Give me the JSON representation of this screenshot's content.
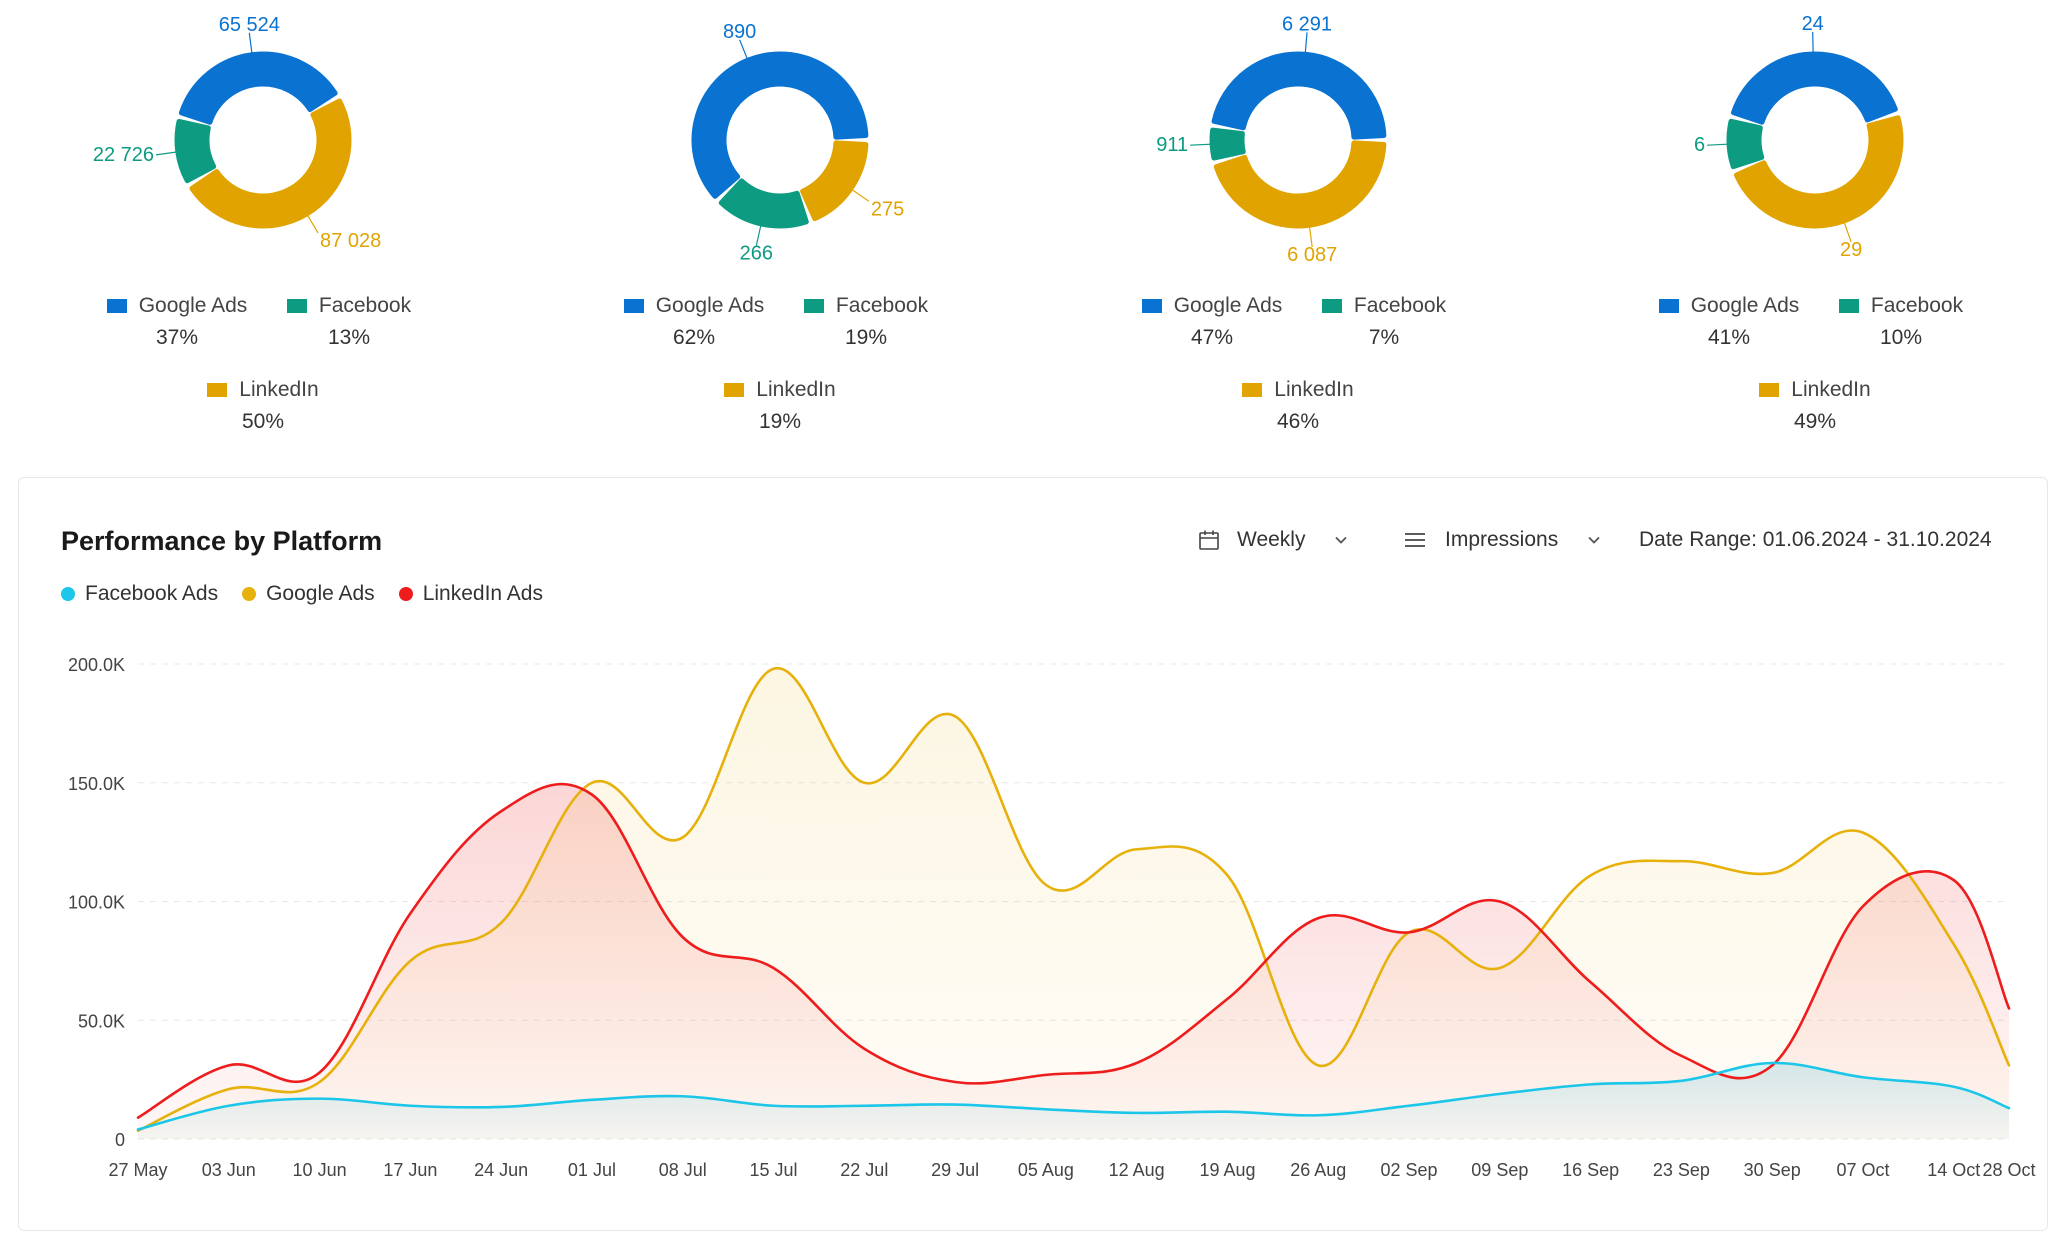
{
  "colors": {
    "google": "#0a72d0",
    "facebook": "#0d9b82",
    "linkedin": "#e0a300",
    "facebook_ads_line": "#1cc6e9",
    "google_ads_line": "#e7b10b",
    "linkedin_ads_line": "#ee1c1c",
    "grid": "#e8e8e8"
  },
  "donut_legend_labels": {
    "google": "Google Ads",
    "facebook": "Facebook",
    "linkedin": "LinkedIn"
  },
  "performance": {
    "title": "Performance by Platform",
    "frequency": {
      "icon": "calendar-icon",
      "value": "Weekly",
      "chevron": "chevron-down-icon"
    },
    "metric": {
      "icon": "menu-lines-icon",
      "value": "Impressions",
      "chevron": "chevron-down-icon"
    },
    "date_range": "Date Range: 01.06.2024 - 31.10.2024"
  },
  "chart_data": [
    {
      "type": "pie",
      "variant": "donut",
      "slices": [
        {
          "name": "Google Ads",
          "value": 65524,
          "label": "65 524",
          "percent": "37%"
        },
        {
          "name": "Facebook",
          "value": 22726,
          "label": "22 726",
          "percent": "13%"
        },
        {
          "name": "LinkedIn",
          "value": 87028,
          "label": "87 028",
          "percent": "50%"
        }
      ]
    },
    {
      "type": "pie",
      "variant": "donut",
      "slices": [
        {
          "name": "Google Ads",
          "value": 890,
          "label": "890",
          "percent": "62%"
        },
        {
          "name": "Facebook",
          "value": 266,
          "label": "266",
          "percent": "19%"
        },
        {
          "name": "LinkedIn",
          "value": 275,
          "label": "275",
          "percent": "19%"
        }
      ]
    },
    {
      "type": "pie",
      "variant": "donut",
      "slices": [
        {
          "name": "Google Ads",
          "value": 6291,
          "label": "6 291",
          "percent": "47%"
        },
        {
          "name": "Facebook",
          "value": 911,
          "label": "911",
          "percent": "7%"
        },
        {
          "name": "LinkedIn",
          "value": 6087,
          "label": "6 087",
          "percent": "46%"
        }
      ]
    },
    {
      "type": "pie",
      "variant": "donut",
      "slices": [
        {
          "name": "Google Ads",
          "value": 24,
          "label": "24",
          "percent": "41%"
        },
        {
          "name": "Facebook",
          "value": 6,
          "label": "6",
          "percent": "10%"
        },
        {
          "name": "LinkedIn",
          "value": 29,
          "label": "29",
          "percent": "49%"
        }
      ]
    },
    {
      "type": "area",
      "title": "Performance by Platform",
      "x": [
        "27 May",
        "03 Jun",
        "10 Jun",
        "17 Jun",
        "24 Jun",
        "01 Jul",
        "08 Jul",
        "15 Jul",
        "22 Jul",
        "29 Jul",
        "05 Aug",
        "12 Aug",
        "19 Aug",
        "26 Aug",
        "02 Sep",
        "09 Sep",
        "16 Sep",
        "23 Sep",
        "30 Sep",
        "07 Oct",
        "14 Oct",
        "28 Oct"
      ],
      "y_ticks": [
        {
          "value": 0,
          "label": "0"
        },
        {
          "value": 50000,
          "label": "50.0K"
        },
        {
          "value": 100000,
          "label": "100.0K"
        },
        {
          "value": 150000,
          "label": "150.0K"
        },
        {
          "value": 200000,
          "label": "200.0K"
        }
      ],
      "ylim": [
        0,
        200000
      ],
      "grid": true,
      "legend_position": "top-left",
      "series": [
        {
          "name": "Facebook Ads",
          "values": [
            4000,
            14000,
            17000,
            14000,
            13500,
            16500,
            18000,
            14000,
            14000,
            14500,
            12500,
            11000,
            11500,
            10000,
            14000,
            19000,
            23000,
            24500,
            32000,
            26000,
            22000,
            13000
          ]
        },
        {
          "name": "Google Ads",
          "values": [
            3500,
            21000,
            24000,
            75000,
            91000,
            150000,
            127000,
            198000,
            150000,
            178000,
            107000,
            122000,
            111000,
            31000,
            87000,
            72000,
            111000,
            117000,
            112000,
            129000,
            82000,
            31000
          ]
        },
        {
          "name": "LinkedIn Ads",
          "values": [
            9000,
            31000,
            28000,
            95000,
            138000,
            145000,
            85000,
            72000,
            38000,
            24000,
            27000,
            32000,
            59000,
            93000,
            87000,
            100000,
            66000,
            35000,
            31000,
            98000,
            109000,
            55000
          ]
        }
      ]
    }
  ]
}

------------

Extract all the entries word for word; omit any pictures.

Give me the JSON representation of this screenshot's content.
{
  "colors": {
    "google": "#0a72d0",
    "facebook": "#0d9b82",
    "linkedin": "#e0a300",
    "facebook_ads_line": "#1cc6e9",
    "google_ads_line": "#e7b10b",
    "linkedin_ads_line": "#ee1c1c",
    "grid": "#e8e8e8"
  },
  "donut_legend_labels": {
    "google": "Google Ads",
    "facebook": "Facebook",
    "linkedin": "LinkedIn"
  },
  "performance": {
    "title": "Performance by Platform",
    "frequency": {
      "icon": "calendar-icon",
      "value": "Weekly",
      "chevron": "chevron-down-icon"
    },
    "metric": {
      "icon": "menu-lines-icon",
      "value": "Impressions",
      "chevron": "chevron-down-icon"
    },
    "date_range": "Date Range: 01.06.2024 - 31.10.2024"
  },
  "chart_data": [
    {
      "type": "pie",
      "variant": "donut",
      "slices": [
        {
          "name": "Google Ads",
          "value": 65524,
          "label": "65 524",
          "percent": "37%"
        },
        {
          "name": "Facebook",
          "value": 22726,
          "label": "22 726",
          "percent": "13%"
        },
        {
          "name": "LinkedIn",
          "value": 87028,
          "label": "87 028",
          "percent": "50%"
        }
      ]
    },
    {
      "type": "pie",
      "variant": "donut",
      "slices": [
        {
          "name": "Google Ads",
          "value": 890,
          "label": "890",
          "percent": "62%"
        },
        {
          "name": "Facebook",
          "value": 266,
          "label": "266",
          "percent": "19%"
        },
        {
          "name": "LinkedIn",
          "value": 275,
          "label": "275",
          "percent": "19%"
        }
      ]
    },
    {
      "type": "pie",
      "variant": "donut",
      "slices": [
        {
          "name": "Google Ads",
          "value": 6291,
          "label": "6 291",
          "percent": "47%"
        },
        {
          "name": "Facebook",
          "value": 911,
          "label": "911",
          "percent": "7%"
        },
        {
          "name": "LinkedIn",
          "value": 6087,
          "label": "6 087",
          "percent": "46%"
        }
      ]
    },
    {
      "type": "pie",
      "variant": "donut",
      "slices": [
        {
          "name": "Google Ads",
          "value": 24,
          "label": "24",
          "percent": "41%"
        },
        {
          "name": "Facebook",
          "value": 6,
          "label": "6",
          "percent": "10%"
        },
        {
          "name": "LinkedIn",
          "value": 29,
          "label": "29",
          "percent": "49%"
        }
      ]
    },
    {
      "type": "area",
      "title": "Performance by Platform",
      "x": [
        "27 May",
        "03 Jun",
        "10 Jun",
        "17 Jun",
        "24 Jun",
        "01 Jul",
        "08 Jul",
        "15 Jul",
        "22 Jul",
        "29 Jul",
        "05 Aug",
        "12 Aug",
        "19 Aug",
        "26 Aug",
        "02 Sep",
        "09 Sep",
        "16 Sep",
        "23 Sep",
        "30 Sep",
        "07 Oct",
        "14 Oct",
        "28 Oct"
      ],
      "y_ticks": [
        {
          "value": 0,
          "label": "0"
        },
        {
          "value": 50000,
          "label": "50.0K"
        },
        {
          "value": 100000,
          "label": "100.0K"
        },
        {
          "value": 150000,
          "label": "150.0K"
        },
        {
          "value": 200000,
          "label": "200.0K"
        }
      ],
      "ylim": [
        0,
        200000
      ],
      "grid": true,
      "legend_position": "top-left",
      "series": [
        {
          "name": "Facebook Ads",
          "values": [
            4000,
            14000,
            17000,
            14000,
            13500,
            16500,
            18000,
            14000,
            14000,
            14500,
            12500,
            11000,
            11500,
            10000,
            14000,
            19000,
            23000,
            24500,
            32000,
            26000,
            22000,
            13000
          ]
        },
        {
          "name": "Google Ads",
          "values": [
            3500,
            21000,
            24000,
            75000,
            91000,
            150000,
            127000,
            198000,
            150000,
            178000,
            107000,
            122000,
            111000,
            31000,
            87000,
            72000,
            111000,
            117000,
            112000,
            129000,
            82000,
            31000
          ]
        },
        {
          "name": "LinkedIn Ads",
          "values": [
            9000,
            31000,
            28000,
            95000,
            138000,
            145000,
            85000,
            72000,
            38000,
            24000,
            27000,
            32000,
            59000,
            93000,
            87000,
            100000,
            66000,
            35000,
            31000,
            98000,
            109000,
            55000
          ]
        }
      ]
    }
  ]
}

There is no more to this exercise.